Written task. Copy out the items below, swapping "bbox" for "bounding box" and keeping everything else unchanged.

— START Exercise data —

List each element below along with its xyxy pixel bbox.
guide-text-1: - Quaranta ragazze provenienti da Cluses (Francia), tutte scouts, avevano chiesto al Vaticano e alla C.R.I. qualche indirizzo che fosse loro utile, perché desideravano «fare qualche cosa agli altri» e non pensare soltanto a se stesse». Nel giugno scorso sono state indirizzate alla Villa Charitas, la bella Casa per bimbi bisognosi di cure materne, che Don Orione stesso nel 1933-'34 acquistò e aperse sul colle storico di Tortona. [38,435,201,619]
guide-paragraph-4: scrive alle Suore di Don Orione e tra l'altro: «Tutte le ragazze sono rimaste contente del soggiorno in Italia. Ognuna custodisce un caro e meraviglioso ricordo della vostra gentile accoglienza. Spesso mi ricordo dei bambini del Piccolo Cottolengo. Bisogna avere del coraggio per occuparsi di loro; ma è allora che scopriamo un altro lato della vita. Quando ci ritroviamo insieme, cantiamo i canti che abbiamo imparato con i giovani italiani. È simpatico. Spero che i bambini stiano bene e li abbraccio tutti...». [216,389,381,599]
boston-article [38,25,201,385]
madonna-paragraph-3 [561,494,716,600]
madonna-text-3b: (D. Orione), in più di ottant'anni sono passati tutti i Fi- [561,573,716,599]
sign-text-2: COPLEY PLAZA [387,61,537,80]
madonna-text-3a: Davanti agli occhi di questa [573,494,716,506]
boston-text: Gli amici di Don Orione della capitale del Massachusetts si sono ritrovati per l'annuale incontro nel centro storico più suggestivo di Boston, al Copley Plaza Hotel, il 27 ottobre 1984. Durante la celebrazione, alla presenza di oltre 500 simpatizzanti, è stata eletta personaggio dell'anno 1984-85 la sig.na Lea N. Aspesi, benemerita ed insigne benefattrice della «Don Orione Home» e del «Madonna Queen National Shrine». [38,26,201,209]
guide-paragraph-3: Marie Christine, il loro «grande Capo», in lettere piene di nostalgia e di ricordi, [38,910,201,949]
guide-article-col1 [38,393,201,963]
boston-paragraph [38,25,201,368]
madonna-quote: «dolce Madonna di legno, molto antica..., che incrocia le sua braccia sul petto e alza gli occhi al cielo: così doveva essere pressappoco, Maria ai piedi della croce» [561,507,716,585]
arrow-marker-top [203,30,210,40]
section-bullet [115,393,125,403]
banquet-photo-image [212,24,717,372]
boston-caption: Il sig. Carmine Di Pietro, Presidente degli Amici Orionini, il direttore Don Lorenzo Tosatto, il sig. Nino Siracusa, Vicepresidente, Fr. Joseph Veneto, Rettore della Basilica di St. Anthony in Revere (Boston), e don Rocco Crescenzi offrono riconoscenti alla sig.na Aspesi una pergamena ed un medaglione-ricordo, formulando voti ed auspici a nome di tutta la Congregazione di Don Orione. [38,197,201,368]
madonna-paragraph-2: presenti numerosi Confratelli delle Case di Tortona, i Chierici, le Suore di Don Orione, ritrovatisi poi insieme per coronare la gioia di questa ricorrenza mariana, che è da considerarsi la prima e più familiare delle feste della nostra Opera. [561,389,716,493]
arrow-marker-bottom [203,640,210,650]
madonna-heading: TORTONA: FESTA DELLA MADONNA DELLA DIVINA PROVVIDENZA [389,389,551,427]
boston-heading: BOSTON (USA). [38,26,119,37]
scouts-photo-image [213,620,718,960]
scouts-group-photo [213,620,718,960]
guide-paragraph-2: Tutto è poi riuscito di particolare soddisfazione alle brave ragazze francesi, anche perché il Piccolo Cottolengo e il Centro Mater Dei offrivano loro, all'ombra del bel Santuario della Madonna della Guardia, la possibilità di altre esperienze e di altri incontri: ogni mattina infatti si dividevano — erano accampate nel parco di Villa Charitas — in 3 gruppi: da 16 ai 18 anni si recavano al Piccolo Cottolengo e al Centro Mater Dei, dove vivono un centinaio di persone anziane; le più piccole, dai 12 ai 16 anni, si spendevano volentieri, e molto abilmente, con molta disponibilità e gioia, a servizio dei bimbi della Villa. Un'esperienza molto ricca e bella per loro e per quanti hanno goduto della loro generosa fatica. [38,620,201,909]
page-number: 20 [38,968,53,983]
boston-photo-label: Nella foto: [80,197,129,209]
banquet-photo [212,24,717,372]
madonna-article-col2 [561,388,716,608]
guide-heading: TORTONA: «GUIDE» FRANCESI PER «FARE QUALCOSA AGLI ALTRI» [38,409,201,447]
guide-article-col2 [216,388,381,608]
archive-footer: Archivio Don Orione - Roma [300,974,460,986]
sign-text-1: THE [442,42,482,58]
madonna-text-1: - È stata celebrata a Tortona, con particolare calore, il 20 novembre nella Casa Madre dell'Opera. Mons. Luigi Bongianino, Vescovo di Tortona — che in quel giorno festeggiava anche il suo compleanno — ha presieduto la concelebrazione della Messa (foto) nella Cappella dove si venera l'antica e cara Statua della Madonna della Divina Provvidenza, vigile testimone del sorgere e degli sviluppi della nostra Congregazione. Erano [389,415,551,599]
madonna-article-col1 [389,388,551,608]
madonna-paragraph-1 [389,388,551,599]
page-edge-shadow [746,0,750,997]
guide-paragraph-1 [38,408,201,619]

— END Exercise data —

Completed task.
List each element below along with its xyxy pixel bounding box.
guide-text-1: - Quaranta ragazze provenienti da Cluses (Francia), tutte scouts, avevano chiesto al Vaticano e alla C.R.I. qualche indirizzo che fosse loro utile, perché desideravano «fare qualche cosa agli altri» e non pensare soltanto a se stesse». Nel giugno scorso sono state indirizzate alla Villa Charitas, la bella Casa per bimbi bisognosi di cure materne, che Don Orione stesso nel 1933-'34 acquistò e aperse sul colle storico di Tortona. [38,435,201,619]
guide-paragraph-4: scrive alle Suore di Don Orione e tra l'altro: «Tutte le ragazze sono rimaste contente del soggiorno in Italia. Ognuna custodisce un caro e meraviglioso ricordo della vostra gentile accoglienza. Spesso mi ricordo dei bambini del Piccolo Cottolengo. Bisogna avere del coraggio per occuparsi di loro; ma è allora che scopriamo un altro lato della vita. Quando ci ritroviamo insieme, cantiamo i canti che abbiamo imparato con i giovani italiani. È simpatico. Spero che i bambini stiano bene e li abbraccio tutti...». [216,389,381,599]
boston-article [38,25,201,385]
madonna-paragraph-3 [561,494,716,600]
madonna-text-3b: (D. Orione), in più di ottant'anni sono passati tutti i Fi- [561,573,716,599]
sign-text-2: COPLEY PLAZA [387,61,537,80]
madonna-text-3a: Davanti agli occhi di questa [573,494,716,506]
boston-text: Gli amici di Don Orione della capitale del Massachusetts si sono ritrovati per l'annuale incontro nel centro storico più suggestivo di Boston, al Copley Plaza Hotel, il 27 ottobre 1984. Durante la celebrazione, alla presenza di oltre 500 simpatizzanti, è stata eletta personaggio dell'anno 1984-85 la sig.na Lea N. Aspesi, benemerita ed insigne benefattrice della «Don Orione Home» e del «Madonna Queen National Shrine». [38,26,201,209]
guide-paragraph-3: Marie Christine, il loro «grande Capo», in lettere piene di nostalgia e di ricordi, [38,910,201,949]
guide-article-col1 [38,393,201,963]
boston-paragraph [38,25,201,368]
madonna-quote: «dolce Madonna di legno, molto antica..., che incrocia le sua braccia sul petto e alza gli occhi al cielo: così doveva essere pressappoco, Maria ai piedi della croce» [561,507,716,585]
arrow-marker-top [203,30,210,40]
section-bullet [115,393,125,403]
banquet-photo-image [212,24,717,372]
boston-caption: Il sig. Carmine Di Pietro, Presidente degli Amici Orionini, il direttore Don Lorenzo Tosatto, il sig. Nino Siracusa, Vicepresidente, Fr. Joseph Veneto, Rettore della Basilica di St. Anthony in Revere (Boston), e don Rocco Crescenzi offrono riconoscenti alla sig.na Aspesi una pergamena ed un medaglione-ricordo, formulando voti ed auspici a nome di tutta la Congregazione di Don Orione. [38,197,201,368]
madonna-paragraph-2: presenti numerosi Confratelli delle Case di Tortona, i Chierici, le Suore di Don Orione, ritrovatisi poi insieme per coronare la gioia di questa ricorrenza mariana, che è da considerarsi la prima e più familiare delle feste della nostra Opera. [561,389,716,493]
arrow-marker-bottom [203,640,210,650]
madonna-heading: TORTONA: FESTA DELLA MADONNA DELLA DIVINA PROVVIDENZA [389,389,551,427]
boston-heading: BOSTON (USA). [38,26,119,37]
scouts-photo-image [213,620,718,960]
scouts-group-photo [213,620,718,960]
guide-paragraph-2: Tutto è poi riuscito di particolare soddisfazione alle brave ragazze francesi, anche perché il Piccolo Cottolengo e il Centro Mater Dei offrivano loro, all'ombra del bel Santuario della Madonna della Guardia, la possibilità di altre esperienze e di altri incontri: ogni mattina infatti si dividevano — erano accampate nel parco di Villa Charitas — in 3 gruppi: da 16 ai 18 anni si recavano al Piccolo Cottolengo e al Centro Mater Dei, dove vivono un centinaio di persone anziane; le più piccole, dai 12 ai 16 anni, si spendevano volentieri, e molto abilmente, con molta disponibilità e gioia, a servizio dei bimbi della Villa. Un'esperienza molto ricca e bella per loro e per quanti hanno goduto della loro generosa fatica. [38,620,201,909]
page-number: 20 [38,968,53,983]
boston-photo-label: Nella foto: [80,197,129,209]
banquet-photo [212,24,717,372]
madonna-article-col2 [561,388,716,608]
guide-heading: TORTONA: «GUIDE» FRANCESI PER «FARE QUALCOSA AGLI ALTRI» [38,409,201,447]
guide-article-col2 [216,388,381,608]
archive-footer: Archivio Don Orione - Roma [300,974,460,986]
sign-text-1: THE [442,42,482,58]
madonna-text-1: - È stata celebrata a Tortona, con particolare calore, il 20 novembre nella Casa Madre dell'Opera. Mons. Luigi Bongianino, Vescovo di Tortona — che in quel giorno festeggiava anche il suo compleanno — ha presieduto la concelebrazione della Messa (foto) nella Cappella dove si venera l'antica e cara Statua della Madonna della Divina Provvidenza, vigile testimone del sorgere e degli sviluppi della nostra Congregazione. Erano [389,415,551,599]
madonna-article-col1 [389,388,551,608]
madonna-paragraph-1 [389,388,551,599]
page-edge-shadow [746,0,750,997]
guide-paragraph-1 [38,408,201,619]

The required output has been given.